START DATASET RECORDS
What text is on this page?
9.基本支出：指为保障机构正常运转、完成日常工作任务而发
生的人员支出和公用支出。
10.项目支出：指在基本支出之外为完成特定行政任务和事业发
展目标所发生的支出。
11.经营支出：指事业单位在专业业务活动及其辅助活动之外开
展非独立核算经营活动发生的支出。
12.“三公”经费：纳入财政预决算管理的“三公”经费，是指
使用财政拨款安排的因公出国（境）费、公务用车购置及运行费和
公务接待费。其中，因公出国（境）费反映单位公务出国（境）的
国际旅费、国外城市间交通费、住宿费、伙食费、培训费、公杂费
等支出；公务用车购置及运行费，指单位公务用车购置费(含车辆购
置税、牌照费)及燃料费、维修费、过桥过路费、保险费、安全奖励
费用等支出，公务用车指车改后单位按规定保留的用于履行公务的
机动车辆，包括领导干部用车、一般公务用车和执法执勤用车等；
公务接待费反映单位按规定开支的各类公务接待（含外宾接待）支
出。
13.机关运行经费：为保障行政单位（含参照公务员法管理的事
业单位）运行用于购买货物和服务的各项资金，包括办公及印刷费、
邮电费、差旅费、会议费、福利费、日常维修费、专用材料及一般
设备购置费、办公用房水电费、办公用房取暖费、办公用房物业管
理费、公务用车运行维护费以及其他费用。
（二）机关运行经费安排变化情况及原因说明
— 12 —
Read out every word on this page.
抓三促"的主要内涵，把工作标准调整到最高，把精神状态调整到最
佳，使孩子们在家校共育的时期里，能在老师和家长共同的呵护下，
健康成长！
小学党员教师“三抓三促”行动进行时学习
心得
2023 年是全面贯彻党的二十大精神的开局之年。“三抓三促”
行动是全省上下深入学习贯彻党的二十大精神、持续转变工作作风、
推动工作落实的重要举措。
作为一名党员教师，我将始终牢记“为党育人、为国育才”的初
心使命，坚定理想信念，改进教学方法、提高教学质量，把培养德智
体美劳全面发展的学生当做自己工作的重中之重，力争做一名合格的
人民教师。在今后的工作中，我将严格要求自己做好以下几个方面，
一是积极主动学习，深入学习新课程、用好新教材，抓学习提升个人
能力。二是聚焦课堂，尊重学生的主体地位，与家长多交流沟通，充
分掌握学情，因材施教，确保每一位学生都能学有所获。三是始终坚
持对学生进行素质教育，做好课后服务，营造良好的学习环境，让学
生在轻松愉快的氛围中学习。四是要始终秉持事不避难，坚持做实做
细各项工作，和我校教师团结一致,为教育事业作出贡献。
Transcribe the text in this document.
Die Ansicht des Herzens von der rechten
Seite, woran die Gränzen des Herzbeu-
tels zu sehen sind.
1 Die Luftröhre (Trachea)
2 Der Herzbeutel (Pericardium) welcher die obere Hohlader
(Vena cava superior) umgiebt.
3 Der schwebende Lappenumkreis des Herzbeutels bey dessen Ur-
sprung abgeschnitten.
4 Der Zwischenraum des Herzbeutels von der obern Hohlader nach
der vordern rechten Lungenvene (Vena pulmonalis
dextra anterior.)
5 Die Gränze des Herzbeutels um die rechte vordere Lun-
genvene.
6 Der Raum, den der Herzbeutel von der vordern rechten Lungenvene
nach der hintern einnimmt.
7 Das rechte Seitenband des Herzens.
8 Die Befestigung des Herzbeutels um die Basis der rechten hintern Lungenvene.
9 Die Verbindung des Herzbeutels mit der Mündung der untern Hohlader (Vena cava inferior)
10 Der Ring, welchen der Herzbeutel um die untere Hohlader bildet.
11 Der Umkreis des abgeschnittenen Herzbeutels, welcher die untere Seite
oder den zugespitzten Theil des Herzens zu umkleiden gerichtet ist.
END DATASET RECORDS
(OBJECTIVE)
Set all of the entries down again, exactly as they were given.

(PROBLEM SOLUTION)
What text is on this page?
9.基本支出：指为保障机构正常运转、完成日常工作任务而发
生的人员支出和公用支出。
10.项目支出：指在基本支出之外为完成特定行政任务和事业发
展目标所发生的支出。
11.经营支出：指事业单位在专业业务活动及其辅助活动之外开
展非独立核算经营活动发生的支出。
12.“三公”经费：纳入财政预决算管理的“三公”经费，是指
使用财政拨款安排的因公出国（境）费、公务用车购置及运行费和
公务接待费。其中，因公出国（境）费反映单位公务出国（境）的
国际旅费、国外城市间交通费、住宿费、伙食费、培训费、公杂费
等支出；公务用车购置及运行费，指单位公务用车购置费(含车辆购
置税、牌照费)及燃料费、维修费、过桥过路费、保险费、安全奖励
费用等支出，公务用车指车改后单位按规定保留的用于履行公务的
机动车辆，包括领导干部用车、一般公务用车和执法执勤用车等；
公务接待费反映单位按规定开支的各类公务接待（含外宾接待）支
出。
13.机关运行经费：为保障行政单位（含参照公务员法管理的事
业单位）运行用于购买货物和服务的各项资金，包括办公及印刷费、
邮电费、差旅费、会议费、福利费、日常维修费、专用材料及一般
设备购置费、办公用房水电费、办公用房取暖费、办公用房物业管
理费、公务用车运行维护费以及其他费用。
（二）机关运行经费安排变化情况及原因说明
— 12 —
Read out every word on this page.
抓三促"的主要内涵，把工作标准调整到最高，把精神状态调整到最
佳，使孩子们在家校共育的时期里，能在老师和家长共同的呵护下，
健康成长！
小学党员教师“三抓三促”行动进行时学习
心得
2023 年是全面贯彻党的二十大精神的开局之年。“三抓三促”
行动是全省上下深入学习贯彻党的二十大精神、持续转变工作作风、
推动工作落实的重要举措。
作为一名党员教师，我将始终牢记“为党育人、为国育才”的初
心使命，坚定理想信念，改进教学方法、提高教学质量，把培养德智
体美劳全面发展的学生当做自己工作的重中之重，力争做一名合格的
人民教师。在今后的工作中，我将严格要求自己做好以下几个方面，
一是积极主动学习，深入学习新课程、用好新教材，抓学习提升个人
能力。二是聚焦课堂，尊重学生的主体地位，与家长多交流沟通，充
分掌握学情，因材施教，确保每一位学生都能学有所获。三是始终坚
持对学生进行素质教育，做好课后服务，营造良好的学习环境，让学
生在轻松愉快的氛围中学习。四是要始终秉持事不避难，坚持做实做
细各项工作，和我校教师团结一致,为教育事业作出贡献。
Transcribe the text in this document.
Die Ansicht des Herzens von der rechten
Seite, woran die Gränzen des Herzbeu-
tels zu sehen sind.
1 Die Luftröhre (Trachea)
2 Der Herzbeutel (Pericardium) welcher die obere Hohlader
(Vena cava superior) umgiebt.
3 Der schwebende Lappenumkreis des Herzbeutels bey dessen Ur-
sprung abgeschnitten.
4 Der Zwischenraum des Herzbeutels von der obern Hohlader nach
der vordern rechten Lungenvene (Vena pulmonalis
dextra anterior.)
5 Die Gränze des Herzbeutels um die rechte vordere Lun-
genvene.
6 Der Raum, den der Herzbeutel von der vordern rechten Lungenvene
nach der hintern einnimmt.
7 Das rechte Seitenband des Herzens.
8 Die Befestigung des Herzbeutels um die Basis der rechten hintern Lungenvene.
9 Die Verbindung des Herzbeutels mit der Mündung der untern Hohlader (Vena cava inferior)
10 Der Ring, welchen der Herzbeutel um die untere Hohlader bildet.
11 Der Umkreis des abgeschnittenen Herzbeutels, welcher die untere Seite
oder den zugespitzten Theil des Herzens zu umkleiden gerichtet ist.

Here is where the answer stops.